____ Extract to read

Snow Patrol flew from Italy to perform at Oxegen 2009, interrupting their time spent touring with U2. They dedicated "Shut Your Eyes" to Lily Allen in their Main Stage performance before Blur. Blur were said to have been paid €500,000 to perform at Oxegen 2009, headlining on the Friday night from 23:00. They played songs from three decades and paid tribute to an Irish music journalist who had assisted in their rise to fame, dedicating "There's No Other Way" to him, with lead singer Damon Albarn saying: "The first time we were here [in Ireland] was back in 1990. We played at a wedding for Leo Finlay, who has since passed away." Albarn also said it had been "a fantastic couple of weeks after not doing much for 10 years.". They also dedicated "The Universal" to Joe Dolan who had covered the song before his death.

Fred were the first band on the Green Spheres stage on the Saturday, playing to a large crowd and ending with singles "Running" and "Skyscrapers". Squeeze attracted increasing crowds throughout their time on the Main Stage, performing just before The Blizzards played to an even more significant sized crowd. Guy Garvey of Elbow thanked fans watching them despite the bad weather on the Saturday evening. Doves drew a large crowd to the O2 Stage despite performing at the same time as Bloc Party on the Main Stage. Nick Cave and the Bad Seeds, however, attracted a small enough crowd to the same stage, with several fans leaving to see headliners Kings of Leon on the Main Stage.

Kings of Leon headlined Oxegen from 23:30 on the Saturday despite threatening to withdraw from the festival after encountering serious sound problems at their T in the Park show in Scotland the day before. The sound problems frustrated vocalist Caleb Followill and led him to destroy his guitar before hurling the shattered remnants into the crowd. The band's tour manager intervened, with the band ultimately deciding to travel to Ireland. A source explained that the band's anger was due to their desire for "every show to be perfect". Several international celebrities watched Kings of Leon perform at Oxegen 2009; Pete Doherty and Stereophonics frontman Kelly Jones watched from the side of the stage, whilst actress Natalie Portman "disappeared down into the mosh pit" where she was seen "every now and then jumping up and down and belting out her favourite songs". The band said Oxegen was "the gig we've been looking forward to most this year".

Lady Gaga underwent a wardrobe malfunction live on stage during her Sunday performance when one of her breasts slid from beneath her metallic dress. After a breakdown during her second song, Gaga expressed her frustrations at her production team: "I can't hear myself for a moment there. That was close there for a minute. It's my worst nightmare not being able to hear. I'd rather cut my fucking feet off rather than not be able to hear" and praised Irish fans for their battles against the weather: "You all suffer for your love of music, like Jesus" as well as saying: "If you told me this time last year I’d be playing in front of 100,000 people, I’d probably have told you to fuck off". She also had several costume changes, at one point appearing on a blue Vespa scooter and, during her single "Poker Face", writhing around on board a piano. Prior to the performance she had attracted attention for requesting underwear from festival organisers and was overheard asking about how to pronounce Naas.

________
____ Entries shown

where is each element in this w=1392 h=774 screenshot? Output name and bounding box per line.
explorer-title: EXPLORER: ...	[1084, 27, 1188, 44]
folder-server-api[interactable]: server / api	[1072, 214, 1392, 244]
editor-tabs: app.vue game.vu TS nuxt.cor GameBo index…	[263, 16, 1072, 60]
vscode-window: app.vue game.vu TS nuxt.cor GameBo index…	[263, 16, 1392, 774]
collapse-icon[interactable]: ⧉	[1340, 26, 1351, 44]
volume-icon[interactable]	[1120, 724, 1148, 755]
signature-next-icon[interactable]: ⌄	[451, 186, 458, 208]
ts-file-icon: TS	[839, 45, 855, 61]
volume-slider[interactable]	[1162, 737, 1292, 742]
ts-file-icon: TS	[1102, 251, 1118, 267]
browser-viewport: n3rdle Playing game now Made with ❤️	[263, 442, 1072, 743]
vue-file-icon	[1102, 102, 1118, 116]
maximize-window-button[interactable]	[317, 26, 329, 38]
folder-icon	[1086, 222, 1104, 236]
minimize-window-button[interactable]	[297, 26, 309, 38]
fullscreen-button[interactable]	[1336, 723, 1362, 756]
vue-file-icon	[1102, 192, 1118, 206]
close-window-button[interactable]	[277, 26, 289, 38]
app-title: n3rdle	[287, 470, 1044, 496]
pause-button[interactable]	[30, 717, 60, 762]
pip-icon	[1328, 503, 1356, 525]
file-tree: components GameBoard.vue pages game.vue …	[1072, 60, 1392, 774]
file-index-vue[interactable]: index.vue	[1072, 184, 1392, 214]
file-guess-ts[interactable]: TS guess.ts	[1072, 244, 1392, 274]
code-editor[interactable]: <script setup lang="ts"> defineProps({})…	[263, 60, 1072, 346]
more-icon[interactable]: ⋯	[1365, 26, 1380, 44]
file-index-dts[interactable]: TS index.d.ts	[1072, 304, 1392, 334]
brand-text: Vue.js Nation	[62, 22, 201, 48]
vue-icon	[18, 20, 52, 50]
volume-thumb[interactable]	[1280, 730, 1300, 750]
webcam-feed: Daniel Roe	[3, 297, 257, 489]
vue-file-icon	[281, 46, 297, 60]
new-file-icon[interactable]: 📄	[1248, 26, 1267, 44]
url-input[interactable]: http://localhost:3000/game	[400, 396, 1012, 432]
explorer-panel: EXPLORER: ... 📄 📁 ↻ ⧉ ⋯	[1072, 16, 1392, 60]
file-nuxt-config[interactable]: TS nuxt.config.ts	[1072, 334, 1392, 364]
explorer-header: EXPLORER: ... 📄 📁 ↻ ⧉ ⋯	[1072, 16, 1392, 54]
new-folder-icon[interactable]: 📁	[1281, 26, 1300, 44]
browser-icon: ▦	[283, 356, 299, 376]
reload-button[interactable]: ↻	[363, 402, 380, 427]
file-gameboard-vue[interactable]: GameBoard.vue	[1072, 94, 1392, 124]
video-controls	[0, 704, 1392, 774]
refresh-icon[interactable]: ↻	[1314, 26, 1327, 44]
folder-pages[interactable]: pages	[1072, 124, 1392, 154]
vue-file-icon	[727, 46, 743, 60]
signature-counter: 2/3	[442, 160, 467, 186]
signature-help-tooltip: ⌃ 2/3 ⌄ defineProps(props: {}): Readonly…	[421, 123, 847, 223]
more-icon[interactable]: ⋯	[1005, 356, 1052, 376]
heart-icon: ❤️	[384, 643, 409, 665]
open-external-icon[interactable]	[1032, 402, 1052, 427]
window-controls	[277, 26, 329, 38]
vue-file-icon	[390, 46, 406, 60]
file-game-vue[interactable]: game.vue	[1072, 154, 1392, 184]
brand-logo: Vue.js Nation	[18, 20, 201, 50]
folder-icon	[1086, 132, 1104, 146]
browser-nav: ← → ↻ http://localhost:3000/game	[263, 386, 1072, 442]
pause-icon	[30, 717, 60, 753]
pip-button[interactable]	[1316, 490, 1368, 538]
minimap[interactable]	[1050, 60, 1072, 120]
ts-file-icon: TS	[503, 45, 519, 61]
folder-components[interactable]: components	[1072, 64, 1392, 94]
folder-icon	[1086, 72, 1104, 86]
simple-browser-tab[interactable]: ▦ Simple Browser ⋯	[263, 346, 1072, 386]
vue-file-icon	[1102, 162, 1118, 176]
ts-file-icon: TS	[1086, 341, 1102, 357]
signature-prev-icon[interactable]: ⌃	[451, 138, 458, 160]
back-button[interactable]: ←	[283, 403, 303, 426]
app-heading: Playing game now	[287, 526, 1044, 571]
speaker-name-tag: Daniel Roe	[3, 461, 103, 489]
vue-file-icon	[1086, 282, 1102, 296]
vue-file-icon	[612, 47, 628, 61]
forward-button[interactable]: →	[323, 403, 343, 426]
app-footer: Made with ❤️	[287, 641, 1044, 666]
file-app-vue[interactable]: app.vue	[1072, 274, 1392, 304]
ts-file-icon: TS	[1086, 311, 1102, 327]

________

> Exercises:
a - According to the Oxegen 2009 text, why did Kings of Leon threaten to withdraw from the festival? Answer in one to three sentences.
b - Retype the stretch of the Oxegen 2009 text from "Fred were the" through "Leon on the Main Stage.".

> Results for each task:
a - Kings of Leon threatened to withdraw after serious sound problems at their T in the Park show in Scotland the day before. A source explained that the band's anger came from their desire for "every show to be perfect".

b -
Fred were the first band on the Green Spheres stage on the Saturday, playing to a large crowd and ending with singles "Running" and "Skyscrapers". Squeeze attracted increasing crowds throughout their time on the Main Stage, performing just before The Blizzards played to an even more significant sized crowd. Guy Garvey of Elbow thanked fans watching them despite the bad weather on the Saturday evening. Doves drew a large crowd to the O2 Stage despite performing at the same time as Bloc Party on the Main Stage. Nick Cave and the Bad Seeds, however, attracted a small enough crowd to the same stage, with several fans leaving to see headliners Kings of Leon on the Main Stage.